===== Data extract =====

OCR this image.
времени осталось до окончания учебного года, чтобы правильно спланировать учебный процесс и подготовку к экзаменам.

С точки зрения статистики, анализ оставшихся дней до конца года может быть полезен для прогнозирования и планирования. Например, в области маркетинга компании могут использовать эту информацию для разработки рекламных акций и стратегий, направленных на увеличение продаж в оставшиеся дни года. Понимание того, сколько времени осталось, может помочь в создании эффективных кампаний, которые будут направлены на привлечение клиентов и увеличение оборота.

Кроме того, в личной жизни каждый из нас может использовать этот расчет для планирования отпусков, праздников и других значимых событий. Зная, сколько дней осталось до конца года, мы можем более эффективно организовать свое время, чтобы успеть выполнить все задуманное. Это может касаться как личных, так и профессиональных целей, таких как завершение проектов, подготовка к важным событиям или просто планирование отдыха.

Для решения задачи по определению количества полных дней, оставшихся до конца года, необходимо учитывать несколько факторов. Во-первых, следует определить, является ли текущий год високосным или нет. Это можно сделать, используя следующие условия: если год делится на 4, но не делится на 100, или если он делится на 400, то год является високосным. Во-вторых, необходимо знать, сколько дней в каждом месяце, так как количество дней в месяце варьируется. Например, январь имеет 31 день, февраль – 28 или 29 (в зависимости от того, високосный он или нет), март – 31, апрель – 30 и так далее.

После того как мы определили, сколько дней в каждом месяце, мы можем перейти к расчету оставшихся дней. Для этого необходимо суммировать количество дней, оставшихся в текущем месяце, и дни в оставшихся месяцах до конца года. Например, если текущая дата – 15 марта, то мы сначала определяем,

=====

■ Set problem ■
Looking at the records above, tally the lines holding "каждом" and reply with that number only.

■ Finished answer ■
2